Written exercise
Every line below that contains "this" is to be copied.

--- START OF Given records ---

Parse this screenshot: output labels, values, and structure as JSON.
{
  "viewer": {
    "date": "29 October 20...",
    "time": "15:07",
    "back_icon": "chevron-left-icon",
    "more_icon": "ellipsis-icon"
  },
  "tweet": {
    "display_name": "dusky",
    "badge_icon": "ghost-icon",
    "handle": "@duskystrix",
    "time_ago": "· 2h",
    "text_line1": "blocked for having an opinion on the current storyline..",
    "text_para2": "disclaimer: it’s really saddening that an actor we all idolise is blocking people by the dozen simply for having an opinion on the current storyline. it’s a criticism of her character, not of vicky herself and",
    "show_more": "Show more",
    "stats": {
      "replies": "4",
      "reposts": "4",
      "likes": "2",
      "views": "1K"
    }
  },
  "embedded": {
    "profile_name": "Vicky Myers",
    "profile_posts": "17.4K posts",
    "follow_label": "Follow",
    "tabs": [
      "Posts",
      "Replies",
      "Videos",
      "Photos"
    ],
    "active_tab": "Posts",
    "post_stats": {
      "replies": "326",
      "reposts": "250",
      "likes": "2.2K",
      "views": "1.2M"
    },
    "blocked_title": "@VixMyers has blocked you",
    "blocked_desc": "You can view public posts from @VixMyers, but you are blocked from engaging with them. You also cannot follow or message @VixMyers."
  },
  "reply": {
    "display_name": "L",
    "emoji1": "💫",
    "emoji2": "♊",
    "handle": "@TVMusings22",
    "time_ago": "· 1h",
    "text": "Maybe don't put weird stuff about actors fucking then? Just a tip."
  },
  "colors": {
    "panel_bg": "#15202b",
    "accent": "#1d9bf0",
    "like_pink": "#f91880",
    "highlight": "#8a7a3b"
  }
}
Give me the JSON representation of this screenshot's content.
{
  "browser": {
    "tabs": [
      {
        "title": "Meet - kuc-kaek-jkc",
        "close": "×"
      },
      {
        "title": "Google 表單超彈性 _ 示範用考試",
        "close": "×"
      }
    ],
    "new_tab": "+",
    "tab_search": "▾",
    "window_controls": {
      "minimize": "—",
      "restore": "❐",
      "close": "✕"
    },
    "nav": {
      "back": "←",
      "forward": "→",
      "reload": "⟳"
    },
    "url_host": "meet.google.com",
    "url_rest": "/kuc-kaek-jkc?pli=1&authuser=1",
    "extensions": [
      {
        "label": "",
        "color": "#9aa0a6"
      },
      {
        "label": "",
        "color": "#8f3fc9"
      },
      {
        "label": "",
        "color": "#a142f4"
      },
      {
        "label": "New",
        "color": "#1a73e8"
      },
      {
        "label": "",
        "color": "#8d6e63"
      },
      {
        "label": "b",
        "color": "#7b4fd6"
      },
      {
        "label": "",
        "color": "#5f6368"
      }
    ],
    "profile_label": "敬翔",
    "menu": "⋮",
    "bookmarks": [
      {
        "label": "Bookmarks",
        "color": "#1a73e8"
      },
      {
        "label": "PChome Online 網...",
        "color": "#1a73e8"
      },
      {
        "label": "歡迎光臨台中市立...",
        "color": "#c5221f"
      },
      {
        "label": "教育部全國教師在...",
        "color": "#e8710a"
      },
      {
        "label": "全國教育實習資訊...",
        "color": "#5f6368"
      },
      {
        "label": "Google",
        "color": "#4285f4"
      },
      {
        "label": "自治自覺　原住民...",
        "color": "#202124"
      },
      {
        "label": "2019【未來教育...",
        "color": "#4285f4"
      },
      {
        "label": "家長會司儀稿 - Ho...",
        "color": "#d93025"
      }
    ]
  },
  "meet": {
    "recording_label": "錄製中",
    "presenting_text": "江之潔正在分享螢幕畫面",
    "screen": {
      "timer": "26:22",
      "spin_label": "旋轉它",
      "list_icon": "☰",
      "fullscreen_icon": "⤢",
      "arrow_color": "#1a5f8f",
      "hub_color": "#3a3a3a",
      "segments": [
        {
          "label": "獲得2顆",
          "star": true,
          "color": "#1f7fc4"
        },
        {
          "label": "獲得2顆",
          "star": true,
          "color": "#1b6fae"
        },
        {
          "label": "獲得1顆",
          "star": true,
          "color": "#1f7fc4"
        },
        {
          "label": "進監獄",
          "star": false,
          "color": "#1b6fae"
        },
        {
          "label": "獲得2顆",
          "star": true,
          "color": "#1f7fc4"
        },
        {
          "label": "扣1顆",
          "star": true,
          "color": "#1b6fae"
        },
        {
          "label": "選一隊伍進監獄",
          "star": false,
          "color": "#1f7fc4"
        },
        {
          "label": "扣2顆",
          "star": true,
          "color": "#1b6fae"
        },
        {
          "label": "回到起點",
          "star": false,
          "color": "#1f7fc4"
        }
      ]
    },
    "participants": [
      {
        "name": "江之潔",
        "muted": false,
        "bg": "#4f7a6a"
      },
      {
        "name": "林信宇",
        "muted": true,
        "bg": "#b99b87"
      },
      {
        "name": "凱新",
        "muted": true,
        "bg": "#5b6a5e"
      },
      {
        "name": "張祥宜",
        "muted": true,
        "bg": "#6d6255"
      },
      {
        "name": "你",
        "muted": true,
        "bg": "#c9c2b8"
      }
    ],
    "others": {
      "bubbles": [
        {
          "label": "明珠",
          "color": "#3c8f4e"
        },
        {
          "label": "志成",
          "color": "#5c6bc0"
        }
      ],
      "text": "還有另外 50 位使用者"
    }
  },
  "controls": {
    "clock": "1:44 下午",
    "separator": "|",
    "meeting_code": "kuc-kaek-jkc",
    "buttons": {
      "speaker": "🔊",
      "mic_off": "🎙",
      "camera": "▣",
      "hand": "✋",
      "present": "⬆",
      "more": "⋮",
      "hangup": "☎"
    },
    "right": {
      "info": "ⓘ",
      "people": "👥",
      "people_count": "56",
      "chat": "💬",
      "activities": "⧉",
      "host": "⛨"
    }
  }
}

--- END OF Given records ---
--- START OF Given records ---

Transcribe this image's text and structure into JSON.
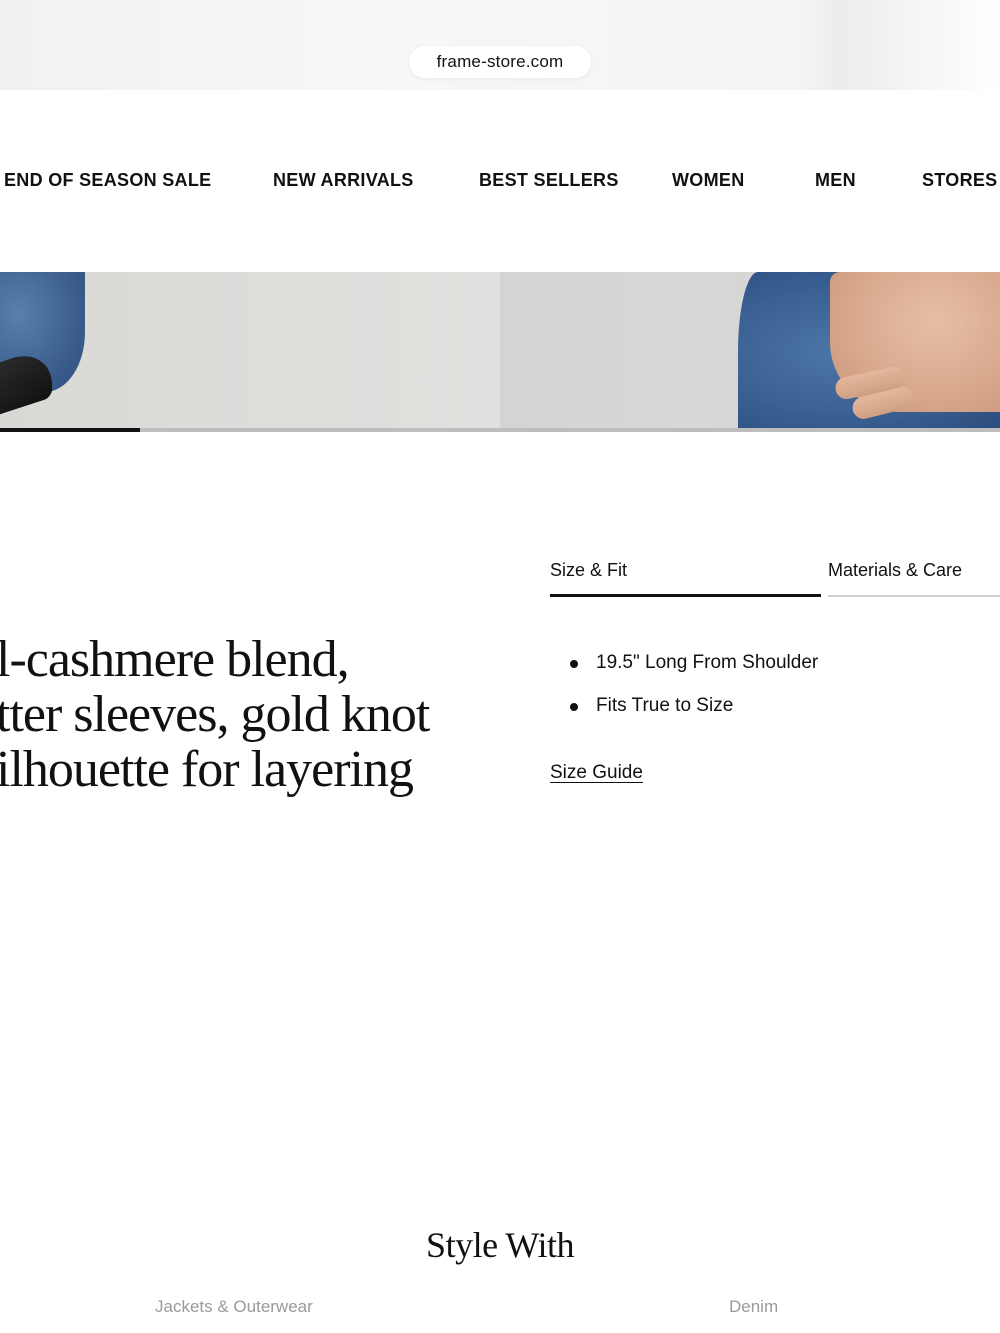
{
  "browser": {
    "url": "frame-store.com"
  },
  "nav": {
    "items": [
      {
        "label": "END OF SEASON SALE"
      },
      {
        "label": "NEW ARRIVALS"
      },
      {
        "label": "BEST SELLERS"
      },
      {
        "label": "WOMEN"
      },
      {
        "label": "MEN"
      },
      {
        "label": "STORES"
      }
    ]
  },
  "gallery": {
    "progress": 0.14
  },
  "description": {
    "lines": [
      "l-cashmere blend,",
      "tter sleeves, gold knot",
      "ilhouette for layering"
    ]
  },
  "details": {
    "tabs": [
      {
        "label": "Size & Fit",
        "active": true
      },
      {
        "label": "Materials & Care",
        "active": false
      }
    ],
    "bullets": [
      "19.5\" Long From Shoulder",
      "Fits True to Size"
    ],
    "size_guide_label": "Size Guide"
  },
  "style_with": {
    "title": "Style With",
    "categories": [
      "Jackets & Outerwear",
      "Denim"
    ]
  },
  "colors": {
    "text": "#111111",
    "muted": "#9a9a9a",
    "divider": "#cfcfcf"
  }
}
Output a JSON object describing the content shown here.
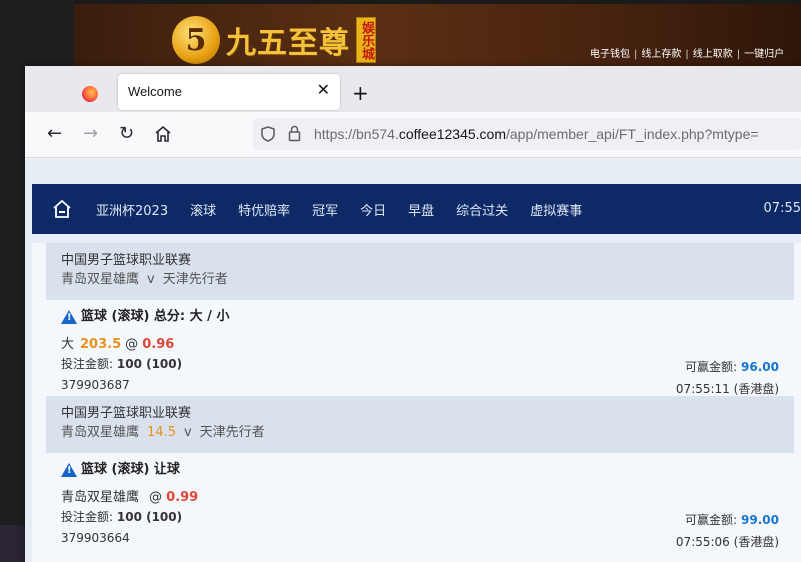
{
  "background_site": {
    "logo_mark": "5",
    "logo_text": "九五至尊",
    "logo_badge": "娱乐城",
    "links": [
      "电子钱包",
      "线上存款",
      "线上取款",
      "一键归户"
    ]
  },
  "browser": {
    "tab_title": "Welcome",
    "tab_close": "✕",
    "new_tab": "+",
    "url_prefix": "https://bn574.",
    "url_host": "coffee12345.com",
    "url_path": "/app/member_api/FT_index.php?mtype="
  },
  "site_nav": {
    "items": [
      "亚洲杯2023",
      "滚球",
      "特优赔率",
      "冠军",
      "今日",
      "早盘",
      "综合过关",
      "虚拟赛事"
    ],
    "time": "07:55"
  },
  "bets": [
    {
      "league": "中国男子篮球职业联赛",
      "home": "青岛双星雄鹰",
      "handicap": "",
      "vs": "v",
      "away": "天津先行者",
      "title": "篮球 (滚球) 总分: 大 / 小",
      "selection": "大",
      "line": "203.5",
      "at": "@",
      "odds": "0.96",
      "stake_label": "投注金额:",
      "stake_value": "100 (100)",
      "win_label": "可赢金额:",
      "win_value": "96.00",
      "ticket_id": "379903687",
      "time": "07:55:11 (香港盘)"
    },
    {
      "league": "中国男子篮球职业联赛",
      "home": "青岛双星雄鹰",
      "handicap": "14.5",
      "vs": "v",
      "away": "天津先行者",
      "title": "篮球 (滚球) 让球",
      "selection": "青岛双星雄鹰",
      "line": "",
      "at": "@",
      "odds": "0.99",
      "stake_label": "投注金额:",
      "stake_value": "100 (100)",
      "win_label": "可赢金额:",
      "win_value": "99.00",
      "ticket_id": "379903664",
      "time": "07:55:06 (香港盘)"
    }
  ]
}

--- END OF Given records ---

Task answer
Parse this screenshot: output labels, values, and structure as JSON.
Give me the JSON representation of this screenshot's content.
Transcribe this image's text and structure into JSON.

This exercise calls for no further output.